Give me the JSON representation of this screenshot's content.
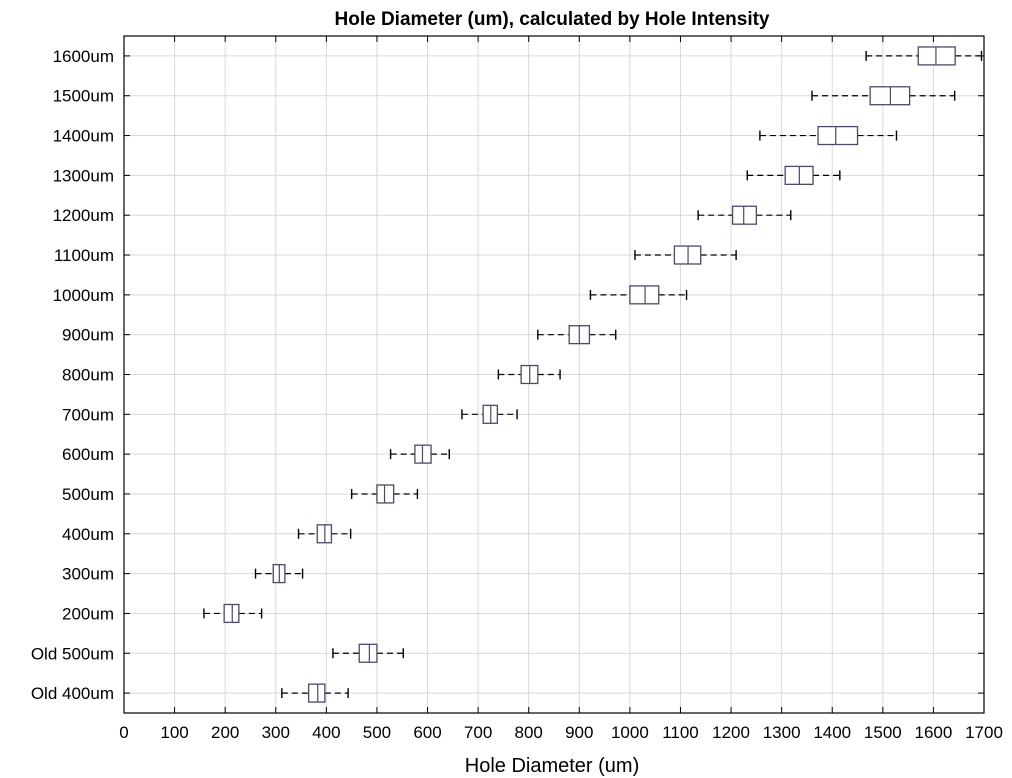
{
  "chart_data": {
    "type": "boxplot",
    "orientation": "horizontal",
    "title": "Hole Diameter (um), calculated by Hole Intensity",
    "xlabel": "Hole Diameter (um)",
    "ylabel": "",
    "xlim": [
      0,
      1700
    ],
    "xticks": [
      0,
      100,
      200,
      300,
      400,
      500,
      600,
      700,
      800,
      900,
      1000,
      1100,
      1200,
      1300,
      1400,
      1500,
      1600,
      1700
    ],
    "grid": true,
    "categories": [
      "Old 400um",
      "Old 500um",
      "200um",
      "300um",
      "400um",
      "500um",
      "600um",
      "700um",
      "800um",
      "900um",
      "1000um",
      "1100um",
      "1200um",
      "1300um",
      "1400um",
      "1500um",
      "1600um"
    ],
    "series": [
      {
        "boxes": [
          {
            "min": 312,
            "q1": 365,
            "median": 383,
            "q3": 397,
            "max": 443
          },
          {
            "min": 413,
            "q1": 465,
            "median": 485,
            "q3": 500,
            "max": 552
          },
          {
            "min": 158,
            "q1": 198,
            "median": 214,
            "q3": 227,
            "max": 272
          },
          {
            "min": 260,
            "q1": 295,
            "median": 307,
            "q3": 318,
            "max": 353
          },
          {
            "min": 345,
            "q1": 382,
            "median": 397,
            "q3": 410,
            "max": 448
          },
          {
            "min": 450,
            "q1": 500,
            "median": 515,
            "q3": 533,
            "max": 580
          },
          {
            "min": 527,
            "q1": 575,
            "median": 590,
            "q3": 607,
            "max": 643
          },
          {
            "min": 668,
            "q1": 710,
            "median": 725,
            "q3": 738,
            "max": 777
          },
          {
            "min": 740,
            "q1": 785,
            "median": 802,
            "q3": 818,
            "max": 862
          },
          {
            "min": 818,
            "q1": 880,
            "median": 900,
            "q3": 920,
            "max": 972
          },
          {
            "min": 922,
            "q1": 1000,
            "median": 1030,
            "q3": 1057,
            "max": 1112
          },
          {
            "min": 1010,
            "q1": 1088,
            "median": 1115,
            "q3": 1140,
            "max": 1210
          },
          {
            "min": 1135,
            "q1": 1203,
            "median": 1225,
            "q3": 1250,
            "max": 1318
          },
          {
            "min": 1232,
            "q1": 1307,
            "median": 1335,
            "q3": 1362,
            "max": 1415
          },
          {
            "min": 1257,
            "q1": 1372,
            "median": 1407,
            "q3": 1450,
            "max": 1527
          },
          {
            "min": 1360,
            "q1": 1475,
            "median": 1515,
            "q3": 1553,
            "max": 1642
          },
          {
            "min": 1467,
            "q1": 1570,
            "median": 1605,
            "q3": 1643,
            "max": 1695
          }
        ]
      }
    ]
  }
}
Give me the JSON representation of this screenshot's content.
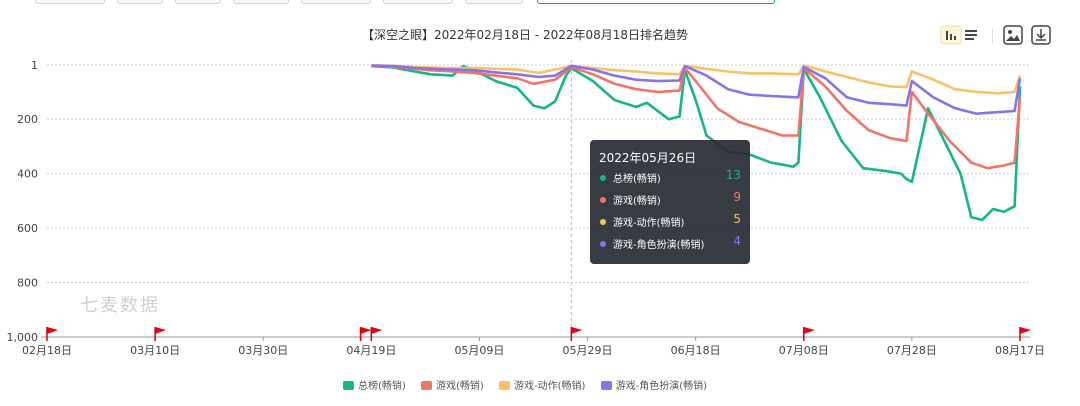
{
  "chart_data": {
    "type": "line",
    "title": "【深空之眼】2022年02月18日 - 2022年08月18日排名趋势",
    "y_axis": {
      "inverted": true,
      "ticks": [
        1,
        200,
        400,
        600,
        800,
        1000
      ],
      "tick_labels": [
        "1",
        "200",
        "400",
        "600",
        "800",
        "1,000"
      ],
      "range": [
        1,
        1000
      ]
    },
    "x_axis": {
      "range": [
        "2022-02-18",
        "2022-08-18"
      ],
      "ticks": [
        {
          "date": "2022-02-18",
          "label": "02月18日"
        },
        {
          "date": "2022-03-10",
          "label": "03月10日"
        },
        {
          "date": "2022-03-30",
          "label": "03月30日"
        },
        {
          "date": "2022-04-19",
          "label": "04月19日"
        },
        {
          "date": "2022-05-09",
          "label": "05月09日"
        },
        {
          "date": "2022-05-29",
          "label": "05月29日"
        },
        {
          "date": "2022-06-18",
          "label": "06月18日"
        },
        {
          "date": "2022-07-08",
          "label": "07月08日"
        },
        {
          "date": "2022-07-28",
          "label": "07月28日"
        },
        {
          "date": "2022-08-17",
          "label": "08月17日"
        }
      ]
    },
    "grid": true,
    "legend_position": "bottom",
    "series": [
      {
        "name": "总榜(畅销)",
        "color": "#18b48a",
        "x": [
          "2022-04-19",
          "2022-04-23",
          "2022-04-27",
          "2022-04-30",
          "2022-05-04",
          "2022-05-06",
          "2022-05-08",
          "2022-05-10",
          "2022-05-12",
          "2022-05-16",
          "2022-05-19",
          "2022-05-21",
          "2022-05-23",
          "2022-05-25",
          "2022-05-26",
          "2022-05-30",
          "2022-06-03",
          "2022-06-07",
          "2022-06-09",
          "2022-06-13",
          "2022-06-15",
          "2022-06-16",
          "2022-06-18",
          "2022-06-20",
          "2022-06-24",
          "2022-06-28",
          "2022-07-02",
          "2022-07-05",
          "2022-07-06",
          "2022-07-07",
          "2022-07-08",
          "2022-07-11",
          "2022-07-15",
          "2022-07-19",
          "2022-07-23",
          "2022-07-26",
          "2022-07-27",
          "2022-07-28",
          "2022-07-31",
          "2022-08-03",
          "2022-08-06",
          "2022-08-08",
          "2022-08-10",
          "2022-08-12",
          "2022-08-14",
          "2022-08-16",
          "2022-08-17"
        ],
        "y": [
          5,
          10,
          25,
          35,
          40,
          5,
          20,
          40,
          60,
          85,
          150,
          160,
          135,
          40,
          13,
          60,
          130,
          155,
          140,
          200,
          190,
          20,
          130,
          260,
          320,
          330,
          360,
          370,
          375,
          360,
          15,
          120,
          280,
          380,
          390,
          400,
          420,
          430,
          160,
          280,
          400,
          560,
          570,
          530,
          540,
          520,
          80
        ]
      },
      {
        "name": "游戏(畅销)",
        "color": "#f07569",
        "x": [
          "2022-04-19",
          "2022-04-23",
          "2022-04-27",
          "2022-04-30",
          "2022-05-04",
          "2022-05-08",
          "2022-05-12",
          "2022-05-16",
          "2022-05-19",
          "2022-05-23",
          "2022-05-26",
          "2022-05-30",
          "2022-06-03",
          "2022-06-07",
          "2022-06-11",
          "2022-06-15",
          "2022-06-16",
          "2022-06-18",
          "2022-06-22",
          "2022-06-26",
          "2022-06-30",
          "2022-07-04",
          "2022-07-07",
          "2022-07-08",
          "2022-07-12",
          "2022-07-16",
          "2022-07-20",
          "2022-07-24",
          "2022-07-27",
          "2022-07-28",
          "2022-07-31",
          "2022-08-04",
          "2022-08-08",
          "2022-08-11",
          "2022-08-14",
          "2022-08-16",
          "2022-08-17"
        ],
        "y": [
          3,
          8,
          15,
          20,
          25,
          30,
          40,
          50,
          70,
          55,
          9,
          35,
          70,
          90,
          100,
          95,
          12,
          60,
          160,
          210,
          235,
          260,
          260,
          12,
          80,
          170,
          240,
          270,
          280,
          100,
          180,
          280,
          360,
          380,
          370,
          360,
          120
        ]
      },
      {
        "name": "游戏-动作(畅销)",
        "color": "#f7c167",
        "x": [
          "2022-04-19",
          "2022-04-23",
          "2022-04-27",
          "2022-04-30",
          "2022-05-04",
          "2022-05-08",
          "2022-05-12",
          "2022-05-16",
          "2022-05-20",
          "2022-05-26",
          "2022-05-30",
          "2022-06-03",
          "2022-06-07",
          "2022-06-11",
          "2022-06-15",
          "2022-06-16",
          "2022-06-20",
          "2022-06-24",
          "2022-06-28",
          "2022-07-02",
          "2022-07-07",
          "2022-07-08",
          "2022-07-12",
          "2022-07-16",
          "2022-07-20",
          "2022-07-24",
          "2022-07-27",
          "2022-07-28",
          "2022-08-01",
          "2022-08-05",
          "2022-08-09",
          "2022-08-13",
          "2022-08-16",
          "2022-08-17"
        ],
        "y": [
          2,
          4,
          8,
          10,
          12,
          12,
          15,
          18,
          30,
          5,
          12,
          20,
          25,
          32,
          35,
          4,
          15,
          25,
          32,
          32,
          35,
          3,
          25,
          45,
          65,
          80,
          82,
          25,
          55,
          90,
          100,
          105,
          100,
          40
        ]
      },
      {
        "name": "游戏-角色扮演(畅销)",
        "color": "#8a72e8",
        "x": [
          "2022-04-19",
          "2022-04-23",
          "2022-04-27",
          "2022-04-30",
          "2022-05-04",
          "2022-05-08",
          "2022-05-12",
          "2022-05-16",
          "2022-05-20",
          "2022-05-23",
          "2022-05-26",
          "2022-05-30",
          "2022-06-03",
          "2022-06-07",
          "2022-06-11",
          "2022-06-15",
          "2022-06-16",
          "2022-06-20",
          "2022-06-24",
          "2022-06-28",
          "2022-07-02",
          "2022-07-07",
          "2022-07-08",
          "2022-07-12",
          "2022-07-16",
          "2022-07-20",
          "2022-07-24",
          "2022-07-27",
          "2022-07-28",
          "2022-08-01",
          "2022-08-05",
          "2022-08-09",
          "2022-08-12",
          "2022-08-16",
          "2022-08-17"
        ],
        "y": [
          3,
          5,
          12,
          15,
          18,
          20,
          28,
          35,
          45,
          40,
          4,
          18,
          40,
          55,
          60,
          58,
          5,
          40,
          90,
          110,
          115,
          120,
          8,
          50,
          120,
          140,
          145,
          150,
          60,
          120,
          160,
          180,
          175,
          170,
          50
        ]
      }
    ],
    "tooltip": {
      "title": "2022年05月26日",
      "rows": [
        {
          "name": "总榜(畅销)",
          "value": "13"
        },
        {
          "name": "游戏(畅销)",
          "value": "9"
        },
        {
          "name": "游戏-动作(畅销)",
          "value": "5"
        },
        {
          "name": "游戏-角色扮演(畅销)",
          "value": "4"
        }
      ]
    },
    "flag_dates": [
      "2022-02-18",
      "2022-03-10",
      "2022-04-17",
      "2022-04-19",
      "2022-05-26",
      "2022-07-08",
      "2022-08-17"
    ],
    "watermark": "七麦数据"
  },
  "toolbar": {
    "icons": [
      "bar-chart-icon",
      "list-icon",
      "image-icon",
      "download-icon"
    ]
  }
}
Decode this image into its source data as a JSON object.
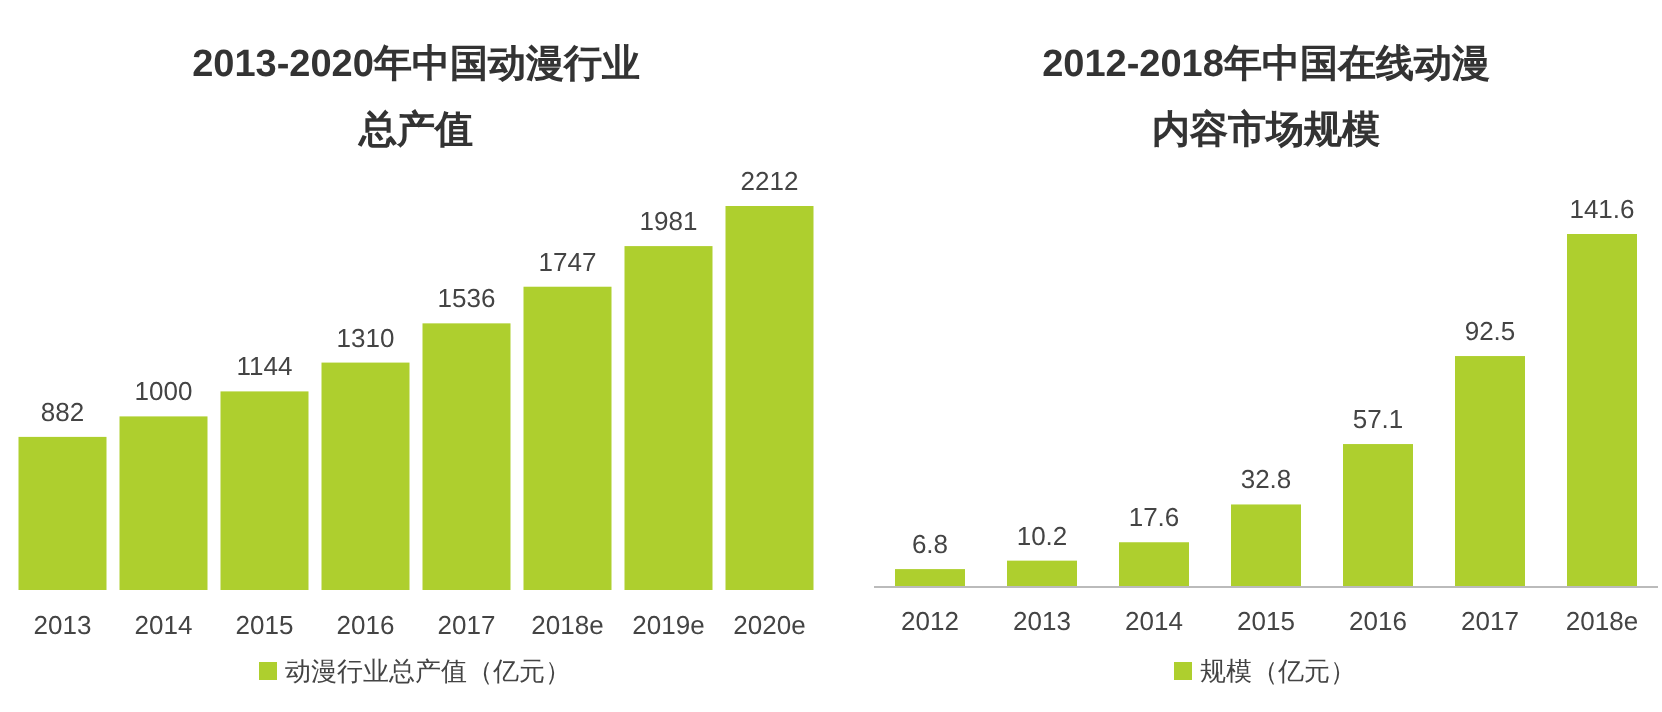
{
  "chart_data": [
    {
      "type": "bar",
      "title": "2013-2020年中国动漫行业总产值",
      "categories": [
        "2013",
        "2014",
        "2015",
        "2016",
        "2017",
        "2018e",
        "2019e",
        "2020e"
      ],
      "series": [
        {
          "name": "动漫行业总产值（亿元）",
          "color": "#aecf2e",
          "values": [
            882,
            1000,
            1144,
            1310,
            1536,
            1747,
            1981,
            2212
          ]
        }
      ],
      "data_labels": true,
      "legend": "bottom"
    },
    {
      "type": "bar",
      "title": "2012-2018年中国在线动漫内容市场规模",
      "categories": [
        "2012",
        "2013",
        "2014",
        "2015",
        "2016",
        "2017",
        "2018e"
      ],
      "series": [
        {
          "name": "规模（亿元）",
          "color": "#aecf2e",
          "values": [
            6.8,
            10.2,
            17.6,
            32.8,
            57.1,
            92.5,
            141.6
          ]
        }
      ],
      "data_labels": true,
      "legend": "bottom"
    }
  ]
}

━━━━━━━━━━━━━━━━━━━━

**WHAT YOU HAVE TO DO:**
Gather each line holding the string "image".

**FULL ANSWER:**
      "image-icon",
Decode this image into its source data as a JSON object.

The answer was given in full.